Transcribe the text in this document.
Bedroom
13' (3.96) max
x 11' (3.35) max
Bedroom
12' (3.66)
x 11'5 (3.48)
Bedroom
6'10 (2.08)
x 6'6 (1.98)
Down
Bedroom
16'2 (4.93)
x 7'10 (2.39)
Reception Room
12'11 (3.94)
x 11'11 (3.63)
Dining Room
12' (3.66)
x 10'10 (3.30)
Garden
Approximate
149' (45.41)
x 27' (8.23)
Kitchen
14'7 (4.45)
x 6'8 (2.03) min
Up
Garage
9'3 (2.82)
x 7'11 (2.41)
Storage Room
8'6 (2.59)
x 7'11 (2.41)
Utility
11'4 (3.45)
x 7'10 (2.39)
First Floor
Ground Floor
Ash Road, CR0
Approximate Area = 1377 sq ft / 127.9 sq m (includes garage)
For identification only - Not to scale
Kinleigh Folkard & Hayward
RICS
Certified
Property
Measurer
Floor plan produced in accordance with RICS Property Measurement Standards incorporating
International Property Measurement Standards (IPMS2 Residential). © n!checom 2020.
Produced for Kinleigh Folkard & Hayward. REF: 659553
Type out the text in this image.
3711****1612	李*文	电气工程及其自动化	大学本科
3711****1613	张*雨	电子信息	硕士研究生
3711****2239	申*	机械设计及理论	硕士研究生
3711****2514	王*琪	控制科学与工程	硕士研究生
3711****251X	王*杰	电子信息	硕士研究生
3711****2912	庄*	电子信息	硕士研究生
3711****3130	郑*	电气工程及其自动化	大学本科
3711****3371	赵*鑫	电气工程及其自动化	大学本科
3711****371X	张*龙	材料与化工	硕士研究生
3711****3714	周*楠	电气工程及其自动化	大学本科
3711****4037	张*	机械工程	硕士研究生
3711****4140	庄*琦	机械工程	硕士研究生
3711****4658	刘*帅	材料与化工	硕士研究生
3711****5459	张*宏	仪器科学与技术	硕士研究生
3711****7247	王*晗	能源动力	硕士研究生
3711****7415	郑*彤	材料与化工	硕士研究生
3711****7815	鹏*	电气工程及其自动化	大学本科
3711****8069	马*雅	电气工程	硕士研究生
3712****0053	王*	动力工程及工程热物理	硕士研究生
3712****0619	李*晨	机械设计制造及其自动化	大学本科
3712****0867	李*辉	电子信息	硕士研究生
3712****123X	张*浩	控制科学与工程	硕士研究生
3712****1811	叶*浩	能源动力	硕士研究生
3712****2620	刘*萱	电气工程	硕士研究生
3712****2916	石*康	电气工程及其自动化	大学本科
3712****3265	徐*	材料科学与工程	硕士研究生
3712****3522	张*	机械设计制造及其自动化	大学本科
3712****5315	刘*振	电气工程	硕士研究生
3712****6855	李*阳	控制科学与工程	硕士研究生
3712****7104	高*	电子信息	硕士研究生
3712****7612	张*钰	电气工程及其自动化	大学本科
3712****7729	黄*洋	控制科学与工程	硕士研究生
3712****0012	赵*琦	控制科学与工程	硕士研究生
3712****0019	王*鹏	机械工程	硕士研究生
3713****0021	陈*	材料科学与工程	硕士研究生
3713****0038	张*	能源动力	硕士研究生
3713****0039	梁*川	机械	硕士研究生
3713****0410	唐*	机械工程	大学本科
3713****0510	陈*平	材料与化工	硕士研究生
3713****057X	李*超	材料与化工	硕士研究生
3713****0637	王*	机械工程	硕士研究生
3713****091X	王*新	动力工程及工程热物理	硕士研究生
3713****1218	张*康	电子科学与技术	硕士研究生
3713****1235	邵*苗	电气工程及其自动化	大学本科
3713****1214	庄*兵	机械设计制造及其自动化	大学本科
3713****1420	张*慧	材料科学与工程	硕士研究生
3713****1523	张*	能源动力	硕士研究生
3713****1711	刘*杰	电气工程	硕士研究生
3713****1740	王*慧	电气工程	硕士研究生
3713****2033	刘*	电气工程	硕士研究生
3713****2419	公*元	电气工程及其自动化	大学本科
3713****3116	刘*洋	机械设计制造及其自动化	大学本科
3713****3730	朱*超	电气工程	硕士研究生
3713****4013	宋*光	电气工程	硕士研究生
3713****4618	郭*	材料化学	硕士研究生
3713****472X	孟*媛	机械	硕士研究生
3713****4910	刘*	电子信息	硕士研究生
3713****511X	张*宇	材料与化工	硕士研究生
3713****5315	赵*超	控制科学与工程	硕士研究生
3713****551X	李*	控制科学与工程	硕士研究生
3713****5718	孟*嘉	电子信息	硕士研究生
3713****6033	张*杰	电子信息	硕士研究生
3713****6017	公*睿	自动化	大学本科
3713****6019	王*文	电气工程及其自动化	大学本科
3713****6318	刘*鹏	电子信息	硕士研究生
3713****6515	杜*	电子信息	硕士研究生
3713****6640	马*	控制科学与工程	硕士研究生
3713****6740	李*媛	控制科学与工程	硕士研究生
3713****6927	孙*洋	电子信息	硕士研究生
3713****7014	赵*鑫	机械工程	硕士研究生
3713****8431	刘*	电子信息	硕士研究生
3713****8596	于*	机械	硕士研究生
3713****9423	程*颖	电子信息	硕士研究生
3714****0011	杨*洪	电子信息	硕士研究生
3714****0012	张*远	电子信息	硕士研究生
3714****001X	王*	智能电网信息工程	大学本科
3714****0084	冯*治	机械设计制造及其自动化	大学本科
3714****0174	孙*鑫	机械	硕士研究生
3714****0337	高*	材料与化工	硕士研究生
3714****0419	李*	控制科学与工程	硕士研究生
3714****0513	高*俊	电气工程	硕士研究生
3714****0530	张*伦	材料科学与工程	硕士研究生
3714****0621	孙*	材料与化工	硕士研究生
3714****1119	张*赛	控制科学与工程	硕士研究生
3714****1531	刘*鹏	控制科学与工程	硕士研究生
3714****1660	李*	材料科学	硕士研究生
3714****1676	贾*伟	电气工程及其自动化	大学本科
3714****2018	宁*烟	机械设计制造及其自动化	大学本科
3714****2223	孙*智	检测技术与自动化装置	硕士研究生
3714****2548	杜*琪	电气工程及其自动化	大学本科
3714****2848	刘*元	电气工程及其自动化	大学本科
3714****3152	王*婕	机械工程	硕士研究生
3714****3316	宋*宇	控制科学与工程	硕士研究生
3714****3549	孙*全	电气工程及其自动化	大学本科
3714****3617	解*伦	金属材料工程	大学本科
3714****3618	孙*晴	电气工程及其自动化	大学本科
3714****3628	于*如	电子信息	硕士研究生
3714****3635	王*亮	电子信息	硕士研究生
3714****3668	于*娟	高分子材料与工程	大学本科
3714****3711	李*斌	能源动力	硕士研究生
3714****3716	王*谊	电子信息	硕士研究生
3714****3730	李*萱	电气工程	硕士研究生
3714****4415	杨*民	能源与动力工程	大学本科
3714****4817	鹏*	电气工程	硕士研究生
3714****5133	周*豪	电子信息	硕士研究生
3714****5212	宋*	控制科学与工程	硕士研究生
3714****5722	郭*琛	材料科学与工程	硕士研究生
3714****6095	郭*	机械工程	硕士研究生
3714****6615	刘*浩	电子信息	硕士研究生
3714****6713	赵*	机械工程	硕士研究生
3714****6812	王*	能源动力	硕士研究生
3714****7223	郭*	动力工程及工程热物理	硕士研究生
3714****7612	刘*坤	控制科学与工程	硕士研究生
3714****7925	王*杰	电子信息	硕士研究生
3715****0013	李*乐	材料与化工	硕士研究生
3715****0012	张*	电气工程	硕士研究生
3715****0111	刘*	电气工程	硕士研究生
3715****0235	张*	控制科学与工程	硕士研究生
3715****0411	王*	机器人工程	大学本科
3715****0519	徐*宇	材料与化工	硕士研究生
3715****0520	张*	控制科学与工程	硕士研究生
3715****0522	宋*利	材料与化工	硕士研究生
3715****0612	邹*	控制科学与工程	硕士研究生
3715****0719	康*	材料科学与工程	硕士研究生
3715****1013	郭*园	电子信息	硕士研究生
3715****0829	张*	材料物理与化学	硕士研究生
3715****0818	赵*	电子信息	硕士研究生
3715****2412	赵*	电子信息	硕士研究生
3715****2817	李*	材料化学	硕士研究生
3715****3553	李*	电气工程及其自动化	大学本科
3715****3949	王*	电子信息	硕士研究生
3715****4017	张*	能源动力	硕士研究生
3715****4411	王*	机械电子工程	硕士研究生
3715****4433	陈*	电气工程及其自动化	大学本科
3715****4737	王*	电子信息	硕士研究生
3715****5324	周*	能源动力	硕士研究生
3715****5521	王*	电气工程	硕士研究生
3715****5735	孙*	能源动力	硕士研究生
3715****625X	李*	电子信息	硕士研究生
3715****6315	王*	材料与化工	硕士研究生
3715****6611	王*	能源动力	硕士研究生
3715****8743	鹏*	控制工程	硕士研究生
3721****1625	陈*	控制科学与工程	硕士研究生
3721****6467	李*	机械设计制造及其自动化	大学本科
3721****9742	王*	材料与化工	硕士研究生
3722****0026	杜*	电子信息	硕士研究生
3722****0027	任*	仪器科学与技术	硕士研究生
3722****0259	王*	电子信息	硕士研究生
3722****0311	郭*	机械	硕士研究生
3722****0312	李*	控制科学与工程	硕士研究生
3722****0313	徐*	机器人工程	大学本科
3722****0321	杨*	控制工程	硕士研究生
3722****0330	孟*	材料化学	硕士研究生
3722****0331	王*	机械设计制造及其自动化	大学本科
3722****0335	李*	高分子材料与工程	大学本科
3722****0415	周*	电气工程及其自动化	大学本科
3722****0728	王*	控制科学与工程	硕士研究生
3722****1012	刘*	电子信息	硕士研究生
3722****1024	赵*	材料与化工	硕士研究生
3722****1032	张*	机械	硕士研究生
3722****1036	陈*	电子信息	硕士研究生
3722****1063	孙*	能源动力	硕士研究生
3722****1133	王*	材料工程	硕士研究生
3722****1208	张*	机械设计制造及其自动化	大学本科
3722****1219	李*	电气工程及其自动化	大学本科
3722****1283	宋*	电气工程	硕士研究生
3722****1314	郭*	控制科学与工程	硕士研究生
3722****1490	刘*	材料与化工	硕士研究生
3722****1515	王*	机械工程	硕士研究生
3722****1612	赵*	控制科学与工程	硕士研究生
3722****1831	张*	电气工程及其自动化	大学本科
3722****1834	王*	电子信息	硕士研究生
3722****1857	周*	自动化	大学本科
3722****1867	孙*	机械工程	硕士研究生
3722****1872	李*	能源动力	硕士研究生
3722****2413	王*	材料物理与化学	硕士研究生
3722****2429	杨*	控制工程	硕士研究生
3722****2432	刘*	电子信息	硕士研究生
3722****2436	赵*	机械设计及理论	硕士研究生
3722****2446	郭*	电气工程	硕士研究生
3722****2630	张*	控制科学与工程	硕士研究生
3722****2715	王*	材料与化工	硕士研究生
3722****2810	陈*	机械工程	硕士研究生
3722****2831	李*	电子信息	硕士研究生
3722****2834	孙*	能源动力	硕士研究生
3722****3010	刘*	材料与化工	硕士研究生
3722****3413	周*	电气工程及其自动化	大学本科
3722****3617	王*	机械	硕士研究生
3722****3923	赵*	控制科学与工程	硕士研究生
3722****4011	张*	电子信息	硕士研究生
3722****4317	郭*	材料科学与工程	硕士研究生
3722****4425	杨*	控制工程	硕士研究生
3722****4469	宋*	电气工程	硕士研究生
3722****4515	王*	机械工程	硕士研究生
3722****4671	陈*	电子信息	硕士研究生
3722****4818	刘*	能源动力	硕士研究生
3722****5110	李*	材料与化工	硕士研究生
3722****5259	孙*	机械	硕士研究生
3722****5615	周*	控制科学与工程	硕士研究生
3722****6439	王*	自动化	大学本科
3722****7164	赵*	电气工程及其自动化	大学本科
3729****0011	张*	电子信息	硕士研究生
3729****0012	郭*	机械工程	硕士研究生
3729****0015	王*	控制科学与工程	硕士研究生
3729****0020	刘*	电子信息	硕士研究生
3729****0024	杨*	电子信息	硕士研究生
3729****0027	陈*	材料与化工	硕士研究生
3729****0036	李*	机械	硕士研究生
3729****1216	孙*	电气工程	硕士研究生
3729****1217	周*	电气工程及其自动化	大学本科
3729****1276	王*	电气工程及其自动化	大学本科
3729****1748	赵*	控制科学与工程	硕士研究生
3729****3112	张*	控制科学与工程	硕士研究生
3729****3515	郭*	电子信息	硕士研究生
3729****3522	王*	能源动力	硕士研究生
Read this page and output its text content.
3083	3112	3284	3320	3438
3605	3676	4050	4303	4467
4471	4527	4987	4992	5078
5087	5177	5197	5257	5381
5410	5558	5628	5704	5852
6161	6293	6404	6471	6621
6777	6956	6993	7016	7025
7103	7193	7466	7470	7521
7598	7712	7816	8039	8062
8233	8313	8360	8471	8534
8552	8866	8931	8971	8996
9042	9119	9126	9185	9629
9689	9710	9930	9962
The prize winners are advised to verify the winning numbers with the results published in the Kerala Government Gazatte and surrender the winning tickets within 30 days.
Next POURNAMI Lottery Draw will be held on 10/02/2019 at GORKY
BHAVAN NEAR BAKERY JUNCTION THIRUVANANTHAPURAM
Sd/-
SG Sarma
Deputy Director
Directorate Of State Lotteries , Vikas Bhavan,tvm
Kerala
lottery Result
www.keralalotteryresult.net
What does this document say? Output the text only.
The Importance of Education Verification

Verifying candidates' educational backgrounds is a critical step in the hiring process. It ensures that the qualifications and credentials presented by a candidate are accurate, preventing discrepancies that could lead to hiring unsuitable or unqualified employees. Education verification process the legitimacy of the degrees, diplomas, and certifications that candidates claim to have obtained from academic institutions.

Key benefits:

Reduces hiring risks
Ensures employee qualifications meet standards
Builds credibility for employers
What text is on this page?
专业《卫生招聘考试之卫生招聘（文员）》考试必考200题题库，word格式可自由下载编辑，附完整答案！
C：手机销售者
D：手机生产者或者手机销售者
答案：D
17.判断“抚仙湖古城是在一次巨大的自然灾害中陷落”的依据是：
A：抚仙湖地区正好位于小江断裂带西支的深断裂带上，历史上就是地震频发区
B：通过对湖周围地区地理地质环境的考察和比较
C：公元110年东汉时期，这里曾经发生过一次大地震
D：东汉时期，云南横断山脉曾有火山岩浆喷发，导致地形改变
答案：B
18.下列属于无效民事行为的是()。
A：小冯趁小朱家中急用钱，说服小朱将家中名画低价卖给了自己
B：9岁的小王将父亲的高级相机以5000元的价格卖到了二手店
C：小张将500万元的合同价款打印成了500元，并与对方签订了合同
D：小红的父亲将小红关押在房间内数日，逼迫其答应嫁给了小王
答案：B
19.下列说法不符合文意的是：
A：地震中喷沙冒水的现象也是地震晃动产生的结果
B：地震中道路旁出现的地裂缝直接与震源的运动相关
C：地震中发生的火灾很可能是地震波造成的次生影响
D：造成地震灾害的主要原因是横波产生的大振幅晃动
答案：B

——

Return exactly the lines from the line bearing "What text is on this page?" to the end of the records, inclusive of both; include no other lines.

FINAL RESULT -
What text is on this page?
专业《卫生招聘考试之卫生招聘（文员）》考试必考200题题库，word格式可自由下载编辑，附完整答案！
C：手机销售者
D：手机生产者或者手机销售者
答案：D
17.判断“抚仙湖古城是在一次巨大的自然灾害中陷落”的依据是：
A：抚仙湖地区正好位于小江断裂带西支的深断裂带上，历史上就是地震频发区
B：通过对湖周围地区地理地质环境的考察和比较
C：公元110年东汉时期，这里曾经发生过一次大地震
D：东汉时期，云南横断山脉曾有火山岩浆喷发，导致地形改变
答案：B
18.下列属于无效民事行为的是()。
A：小冯趁小朱家中急用钱，说服小朱将家中名画低价卖给了自己
B：9岁的小王将父亲的高级相机以5000元的价格卖到了二手店
C：小张将500万元的合同价款打印成了500元，并与对方签订了合同
D：小红的父亲将小红关押在房间内数日，逼迫其答应嫁给了小王
答案：B
19.下列说法不符合文意的是：
A：地震中喷沙冒水的现象也是地震晃动产生的结果
B：地震中道路旁出现的地裂缝直接与震源的运动相关
C：地震中发生的火灾很可能是地震波造成的次生影响
D：造成地震灾害的主要原因是横波产生的大振幅晃动
答案：B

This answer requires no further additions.